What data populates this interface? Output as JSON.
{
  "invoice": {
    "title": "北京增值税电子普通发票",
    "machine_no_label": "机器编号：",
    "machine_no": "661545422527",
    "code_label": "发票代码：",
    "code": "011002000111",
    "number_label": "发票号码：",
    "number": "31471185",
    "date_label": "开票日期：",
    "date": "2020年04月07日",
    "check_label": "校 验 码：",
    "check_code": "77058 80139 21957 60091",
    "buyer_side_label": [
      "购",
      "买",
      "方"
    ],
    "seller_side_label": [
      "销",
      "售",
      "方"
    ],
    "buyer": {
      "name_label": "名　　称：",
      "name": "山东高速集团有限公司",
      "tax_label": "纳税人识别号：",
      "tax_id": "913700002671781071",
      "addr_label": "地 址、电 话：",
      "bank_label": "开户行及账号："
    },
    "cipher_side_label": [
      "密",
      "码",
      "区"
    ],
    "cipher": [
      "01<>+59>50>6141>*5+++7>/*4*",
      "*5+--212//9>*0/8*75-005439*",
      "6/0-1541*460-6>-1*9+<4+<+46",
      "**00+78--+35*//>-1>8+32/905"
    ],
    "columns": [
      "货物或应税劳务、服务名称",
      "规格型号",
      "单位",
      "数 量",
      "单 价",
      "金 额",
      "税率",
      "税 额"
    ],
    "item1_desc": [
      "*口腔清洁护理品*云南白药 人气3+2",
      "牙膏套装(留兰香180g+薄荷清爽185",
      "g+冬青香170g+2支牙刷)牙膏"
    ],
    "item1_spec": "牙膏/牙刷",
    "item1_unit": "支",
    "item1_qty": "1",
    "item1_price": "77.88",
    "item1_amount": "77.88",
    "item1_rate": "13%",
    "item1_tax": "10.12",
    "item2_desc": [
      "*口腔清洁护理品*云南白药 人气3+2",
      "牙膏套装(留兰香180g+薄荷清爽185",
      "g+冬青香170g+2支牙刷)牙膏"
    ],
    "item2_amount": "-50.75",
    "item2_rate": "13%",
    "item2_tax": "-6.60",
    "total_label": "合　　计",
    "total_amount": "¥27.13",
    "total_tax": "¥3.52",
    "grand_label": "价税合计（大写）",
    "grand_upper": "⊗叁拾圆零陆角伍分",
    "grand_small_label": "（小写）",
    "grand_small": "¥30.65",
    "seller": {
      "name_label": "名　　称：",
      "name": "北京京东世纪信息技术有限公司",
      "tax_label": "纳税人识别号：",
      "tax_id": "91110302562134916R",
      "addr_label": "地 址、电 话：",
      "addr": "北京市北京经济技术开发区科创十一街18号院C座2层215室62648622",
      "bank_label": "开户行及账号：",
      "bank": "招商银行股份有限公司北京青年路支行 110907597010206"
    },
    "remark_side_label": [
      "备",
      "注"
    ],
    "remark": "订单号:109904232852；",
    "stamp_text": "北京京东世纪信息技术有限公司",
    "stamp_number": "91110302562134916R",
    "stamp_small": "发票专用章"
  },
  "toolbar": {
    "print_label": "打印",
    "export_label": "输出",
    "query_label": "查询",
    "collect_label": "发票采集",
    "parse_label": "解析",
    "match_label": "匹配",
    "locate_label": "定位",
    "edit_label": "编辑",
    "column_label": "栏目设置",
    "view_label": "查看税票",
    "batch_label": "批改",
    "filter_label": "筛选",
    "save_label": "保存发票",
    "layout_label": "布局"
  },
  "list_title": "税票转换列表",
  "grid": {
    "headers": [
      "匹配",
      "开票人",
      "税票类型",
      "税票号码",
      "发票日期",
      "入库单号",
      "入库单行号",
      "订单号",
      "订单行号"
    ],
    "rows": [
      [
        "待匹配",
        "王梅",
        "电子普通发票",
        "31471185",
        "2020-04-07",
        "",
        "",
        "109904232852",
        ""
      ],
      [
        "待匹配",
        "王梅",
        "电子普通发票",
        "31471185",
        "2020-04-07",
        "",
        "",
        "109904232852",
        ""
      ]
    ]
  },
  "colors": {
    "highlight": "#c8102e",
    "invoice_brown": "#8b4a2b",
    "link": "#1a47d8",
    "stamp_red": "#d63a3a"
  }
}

--

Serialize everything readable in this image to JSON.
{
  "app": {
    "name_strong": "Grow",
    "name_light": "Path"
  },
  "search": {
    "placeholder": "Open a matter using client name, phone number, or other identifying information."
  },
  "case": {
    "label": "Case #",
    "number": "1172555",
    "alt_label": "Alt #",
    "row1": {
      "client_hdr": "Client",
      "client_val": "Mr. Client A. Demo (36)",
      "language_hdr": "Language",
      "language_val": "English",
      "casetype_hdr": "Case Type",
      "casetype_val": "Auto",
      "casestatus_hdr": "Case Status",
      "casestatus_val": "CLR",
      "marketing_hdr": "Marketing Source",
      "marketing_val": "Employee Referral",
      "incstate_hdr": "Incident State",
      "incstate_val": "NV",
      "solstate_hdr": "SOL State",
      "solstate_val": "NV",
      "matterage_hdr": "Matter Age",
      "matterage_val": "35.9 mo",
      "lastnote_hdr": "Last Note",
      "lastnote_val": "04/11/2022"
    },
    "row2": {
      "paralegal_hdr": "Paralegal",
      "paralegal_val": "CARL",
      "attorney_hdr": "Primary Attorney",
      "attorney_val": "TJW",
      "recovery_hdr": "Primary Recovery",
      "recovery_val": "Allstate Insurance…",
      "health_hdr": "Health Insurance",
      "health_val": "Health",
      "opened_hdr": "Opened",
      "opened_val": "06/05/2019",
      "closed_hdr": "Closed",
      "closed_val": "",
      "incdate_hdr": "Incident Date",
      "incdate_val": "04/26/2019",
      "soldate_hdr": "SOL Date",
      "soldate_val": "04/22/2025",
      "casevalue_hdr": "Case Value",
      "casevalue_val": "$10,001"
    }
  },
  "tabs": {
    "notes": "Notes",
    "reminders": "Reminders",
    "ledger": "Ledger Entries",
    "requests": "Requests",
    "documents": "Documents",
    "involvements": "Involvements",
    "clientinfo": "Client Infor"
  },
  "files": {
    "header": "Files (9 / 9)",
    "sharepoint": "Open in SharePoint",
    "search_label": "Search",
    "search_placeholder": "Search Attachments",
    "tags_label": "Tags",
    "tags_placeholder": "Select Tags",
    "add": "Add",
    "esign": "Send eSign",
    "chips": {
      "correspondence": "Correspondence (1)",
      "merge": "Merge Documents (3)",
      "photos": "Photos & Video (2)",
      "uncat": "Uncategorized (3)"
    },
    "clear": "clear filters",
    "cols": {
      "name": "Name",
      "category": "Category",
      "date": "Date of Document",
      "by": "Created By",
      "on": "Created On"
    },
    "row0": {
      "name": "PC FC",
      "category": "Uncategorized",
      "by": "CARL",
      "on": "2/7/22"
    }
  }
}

--

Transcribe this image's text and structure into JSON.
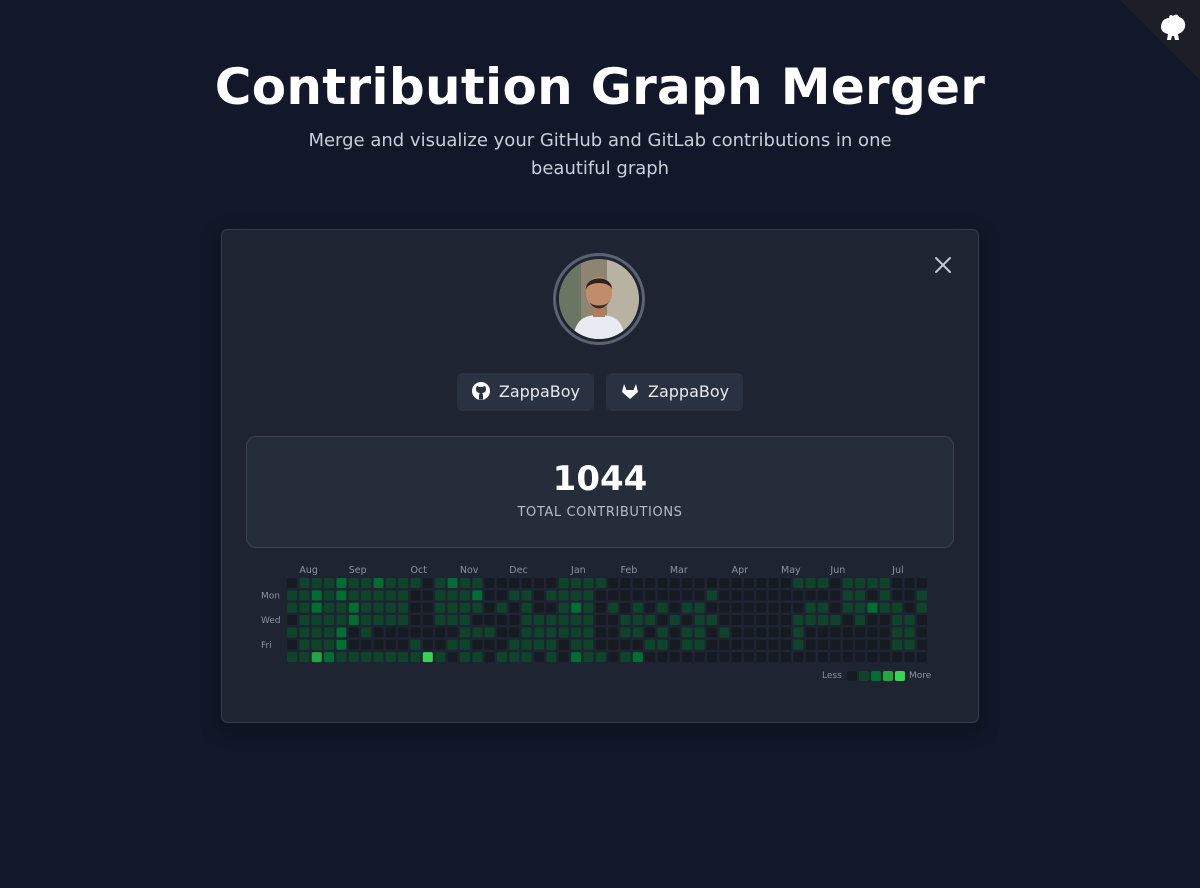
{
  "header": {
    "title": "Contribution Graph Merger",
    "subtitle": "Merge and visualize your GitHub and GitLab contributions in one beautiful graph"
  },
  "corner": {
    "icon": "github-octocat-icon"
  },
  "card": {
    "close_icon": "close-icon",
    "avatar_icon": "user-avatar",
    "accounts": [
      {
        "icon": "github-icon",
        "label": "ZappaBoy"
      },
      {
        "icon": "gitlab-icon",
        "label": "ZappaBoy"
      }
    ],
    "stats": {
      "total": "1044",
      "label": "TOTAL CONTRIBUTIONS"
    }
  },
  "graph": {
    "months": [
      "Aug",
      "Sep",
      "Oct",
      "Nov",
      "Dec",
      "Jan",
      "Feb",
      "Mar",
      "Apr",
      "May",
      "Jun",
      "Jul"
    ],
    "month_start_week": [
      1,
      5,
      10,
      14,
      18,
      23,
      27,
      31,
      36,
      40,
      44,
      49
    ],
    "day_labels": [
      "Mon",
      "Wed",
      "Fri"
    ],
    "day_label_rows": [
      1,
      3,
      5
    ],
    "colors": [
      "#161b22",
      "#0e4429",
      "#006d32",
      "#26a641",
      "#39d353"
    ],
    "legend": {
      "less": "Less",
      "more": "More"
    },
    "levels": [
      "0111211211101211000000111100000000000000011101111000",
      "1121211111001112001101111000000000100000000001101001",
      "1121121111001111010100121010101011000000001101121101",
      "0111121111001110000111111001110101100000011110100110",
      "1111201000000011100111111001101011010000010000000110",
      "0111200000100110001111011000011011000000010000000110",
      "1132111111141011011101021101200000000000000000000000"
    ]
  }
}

**Task instructions**: Whichever lines contain the string "category", select and copy them.

**Exercise solution**:
      "category": "Category",
      "category": "Uncategorized",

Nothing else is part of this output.